• [Short exercise]:
Copy every line from the records below that holds the word "title".

• [Supplied material]:
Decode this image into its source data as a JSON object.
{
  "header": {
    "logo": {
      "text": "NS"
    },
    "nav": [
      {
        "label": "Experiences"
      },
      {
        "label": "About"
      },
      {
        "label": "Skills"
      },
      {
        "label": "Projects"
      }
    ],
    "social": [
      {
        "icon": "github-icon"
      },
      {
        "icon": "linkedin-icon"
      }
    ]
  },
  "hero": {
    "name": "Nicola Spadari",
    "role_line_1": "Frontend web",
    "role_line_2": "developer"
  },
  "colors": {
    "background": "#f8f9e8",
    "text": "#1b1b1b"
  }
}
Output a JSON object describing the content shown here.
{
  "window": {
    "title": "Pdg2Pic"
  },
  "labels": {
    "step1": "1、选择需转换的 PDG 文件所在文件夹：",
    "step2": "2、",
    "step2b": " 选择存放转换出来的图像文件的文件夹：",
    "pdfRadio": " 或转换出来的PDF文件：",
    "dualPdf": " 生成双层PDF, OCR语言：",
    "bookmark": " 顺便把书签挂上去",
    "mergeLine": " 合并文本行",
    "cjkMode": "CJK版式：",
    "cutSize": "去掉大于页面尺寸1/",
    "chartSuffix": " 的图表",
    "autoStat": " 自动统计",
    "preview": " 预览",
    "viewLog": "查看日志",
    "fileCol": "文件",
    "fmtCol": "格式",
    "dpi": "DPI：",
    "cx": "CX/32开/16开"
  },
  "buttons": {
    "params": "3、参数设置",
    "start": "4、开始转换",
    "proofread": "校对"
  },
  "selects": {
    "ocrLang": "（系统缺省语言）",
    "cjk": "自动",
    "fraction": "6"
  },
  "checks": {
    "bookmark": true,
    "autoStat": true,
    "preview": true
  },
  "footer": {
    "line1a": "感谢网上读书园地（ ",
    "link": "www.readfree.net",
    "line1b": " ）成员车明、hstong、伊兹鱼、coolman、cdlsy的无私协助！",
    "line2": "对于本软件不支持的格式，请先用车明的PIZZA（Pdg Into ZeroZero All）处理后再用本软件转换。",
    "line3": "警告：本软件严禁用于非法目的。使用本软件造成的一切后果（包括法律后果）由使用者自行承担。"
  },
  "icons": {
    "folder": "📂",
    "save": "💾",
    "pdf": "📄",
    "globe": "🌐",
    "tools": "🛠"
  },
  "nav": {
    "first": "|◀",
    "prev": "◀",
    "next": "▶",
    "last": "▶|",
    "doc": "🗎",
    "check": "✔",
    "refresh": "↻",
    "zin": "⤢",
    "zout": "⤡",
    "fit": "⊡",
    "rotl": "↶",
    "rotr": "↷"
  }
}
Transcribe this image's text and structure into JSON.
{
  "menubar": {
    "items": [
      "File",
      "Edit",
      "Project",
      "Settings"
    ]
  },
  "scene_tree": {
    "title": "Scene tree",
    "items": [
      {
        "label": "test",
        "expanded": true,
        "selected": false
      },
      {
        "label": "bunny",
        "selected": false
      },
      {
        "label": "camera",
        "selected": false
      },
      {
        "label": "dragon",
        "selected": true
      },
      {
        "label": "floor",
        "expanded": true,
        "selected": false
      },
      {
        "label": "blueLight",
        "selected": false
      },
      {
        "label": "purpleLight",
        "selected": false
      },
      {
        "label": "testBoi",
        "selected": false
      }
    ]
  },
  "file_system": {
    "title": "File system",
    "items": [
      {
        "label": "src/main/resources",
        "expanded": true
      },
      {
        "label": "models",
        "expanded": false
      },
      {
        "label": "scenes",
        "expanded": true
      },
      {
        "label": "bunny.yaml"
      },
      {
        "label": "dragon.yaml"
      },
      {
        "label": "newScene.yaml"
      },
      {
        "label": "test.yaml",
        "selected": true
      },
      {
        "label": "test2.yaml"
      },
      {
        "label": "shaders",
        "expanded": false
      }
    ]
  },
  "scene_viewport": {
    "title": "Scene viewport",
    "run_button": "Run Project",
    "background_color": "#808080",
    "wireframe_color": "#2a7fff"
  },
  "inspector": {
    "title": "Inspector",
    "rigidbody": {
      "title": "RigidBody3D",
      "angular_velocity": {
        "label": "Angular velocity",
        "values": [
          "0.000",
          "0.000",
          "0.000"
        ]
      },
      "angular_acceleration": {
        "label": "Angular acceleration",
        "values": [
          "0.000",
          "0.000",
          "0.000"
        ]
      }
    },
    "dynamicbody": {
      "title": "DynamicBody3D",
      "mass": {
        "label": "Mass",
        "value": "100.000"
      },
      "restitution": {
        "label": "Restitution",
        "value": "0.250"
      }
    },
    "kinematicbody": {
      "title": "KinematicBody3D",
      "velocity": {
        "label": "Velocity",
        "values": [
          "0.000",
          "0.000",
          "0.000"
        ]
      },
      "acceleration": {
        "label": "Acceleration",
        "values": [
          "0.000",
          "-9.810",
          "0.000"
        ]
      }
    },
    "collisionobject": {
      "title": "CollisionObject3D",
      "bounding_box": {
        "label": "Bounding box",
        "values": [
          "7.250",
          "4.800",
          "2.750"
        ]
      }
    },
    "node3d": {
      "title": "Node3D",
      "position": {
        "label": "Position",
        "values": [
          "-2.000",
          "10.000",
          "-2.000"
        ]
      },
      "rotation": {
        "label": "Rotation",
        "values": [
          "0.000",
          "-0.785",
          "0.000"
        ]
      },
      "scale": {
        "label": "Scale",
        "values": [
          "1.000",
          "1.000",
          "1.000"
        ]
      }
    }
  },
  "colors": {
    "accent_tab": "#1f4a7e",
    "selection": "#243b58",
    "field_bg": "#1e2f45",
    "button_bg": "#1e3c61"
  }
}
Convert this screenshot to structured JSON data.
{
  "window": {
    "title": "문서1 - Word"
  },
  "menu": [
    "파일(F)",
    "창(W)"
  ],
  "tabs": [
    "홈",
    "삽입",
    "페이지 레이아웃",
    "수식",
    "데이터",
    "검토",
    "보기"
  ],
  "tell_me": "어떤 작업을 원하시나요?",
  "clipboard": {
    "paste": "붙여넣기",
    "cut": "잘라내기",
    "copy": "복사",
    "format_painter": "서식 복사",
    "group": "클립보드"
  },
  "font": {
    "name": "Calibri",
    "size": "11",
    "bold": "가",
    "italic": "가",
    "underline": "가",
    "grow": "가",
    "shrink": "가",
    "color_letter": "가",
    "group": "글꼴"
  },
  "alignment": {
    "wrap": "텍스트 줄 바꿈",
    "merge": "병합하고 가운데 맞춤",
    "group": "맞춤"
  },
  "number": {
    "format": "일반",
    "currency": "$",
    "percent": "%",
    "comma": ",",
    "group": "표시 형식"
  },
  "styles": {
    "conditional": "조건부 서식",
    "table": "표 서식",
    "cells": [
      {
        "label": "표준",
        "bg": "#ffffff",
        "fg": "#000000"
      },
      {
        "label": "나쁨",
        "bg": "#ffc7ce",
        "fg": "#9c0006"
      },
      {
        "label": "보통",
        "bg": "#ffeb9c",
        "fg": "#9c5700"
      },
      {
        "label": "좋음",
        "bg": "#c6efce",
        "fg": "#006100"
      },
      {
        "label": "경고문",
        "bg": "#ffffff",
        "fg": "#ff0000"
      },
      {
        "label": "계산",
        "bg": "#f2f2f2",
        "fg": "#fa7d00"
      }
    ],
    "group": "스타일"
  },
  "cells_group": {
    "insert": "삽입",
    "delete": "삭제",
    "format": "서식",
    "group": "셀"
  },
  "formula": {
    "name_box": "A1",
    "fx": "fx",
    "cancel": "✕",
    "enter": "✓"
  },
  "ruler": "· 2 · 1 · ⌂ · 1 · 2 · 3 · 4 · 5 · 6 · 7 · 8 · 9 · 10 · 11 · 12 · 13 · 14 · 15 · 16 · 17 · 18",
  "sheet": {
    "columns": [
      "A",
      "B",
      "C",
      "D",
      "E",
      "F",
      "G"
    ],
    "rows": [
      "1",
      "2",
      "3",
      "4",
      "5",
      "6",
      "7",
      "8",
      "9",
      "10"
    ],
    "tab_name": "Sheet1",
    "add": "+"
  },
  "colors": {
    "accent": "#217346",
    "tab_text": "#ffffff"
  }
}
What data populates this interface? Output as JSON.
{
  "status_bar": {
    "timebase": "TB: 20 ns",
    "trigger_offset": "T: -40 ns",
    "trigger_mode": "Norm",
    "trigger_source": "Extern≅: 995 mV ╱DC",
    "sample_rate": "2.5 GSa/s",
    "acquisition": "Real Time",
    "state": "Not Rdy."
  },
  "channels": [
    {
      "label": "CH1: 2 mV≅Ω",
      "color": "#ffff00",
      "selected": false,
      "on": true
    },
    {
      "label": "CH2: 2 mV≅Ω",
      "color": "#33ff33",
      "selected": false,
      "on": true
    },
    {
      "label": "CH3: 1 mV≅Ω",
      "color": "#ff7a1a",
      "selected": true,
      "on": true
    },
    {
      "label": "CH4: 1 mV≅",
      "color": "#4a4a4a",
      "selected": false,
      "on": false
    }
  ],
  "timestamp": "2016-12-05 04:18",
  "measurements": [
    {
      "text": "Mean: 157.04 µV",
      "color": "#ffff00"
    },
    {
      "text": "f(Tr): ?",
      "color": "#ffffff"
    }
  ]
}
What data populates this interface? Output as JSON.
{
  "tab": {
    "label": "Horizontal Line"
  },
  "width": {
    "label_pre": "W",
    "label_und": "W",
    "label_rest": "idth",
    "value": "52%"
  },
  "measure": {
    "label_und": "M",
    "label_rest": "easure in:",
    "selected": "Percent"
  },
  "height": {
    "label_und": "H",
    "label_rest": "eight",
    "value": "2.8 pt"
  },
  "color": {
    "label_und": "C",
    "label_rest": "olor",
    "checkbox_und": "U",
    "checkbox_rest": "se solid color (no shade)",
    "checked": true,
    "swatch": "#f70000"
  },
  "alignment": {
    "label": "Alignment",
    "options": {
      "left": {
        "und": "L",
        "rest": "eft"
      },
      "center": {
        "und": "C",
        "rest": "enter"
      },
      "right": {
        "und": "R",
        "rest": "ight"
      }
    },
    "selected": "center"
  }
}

• [Answer to this exercise]:
    "title": "Pdg2Pic"
    "title": "Scene tree",
    "title": "File system",
    "title": "Scene viewport",
    "title": "Inspector",
      "title": "RigidBody3D",
      "title": "DynamicBody3D",
      "title": "KinematicBody3D",
      "title": "CollisionObject3D",
      "title": "Node3D",
    "title": "문서1 - Word"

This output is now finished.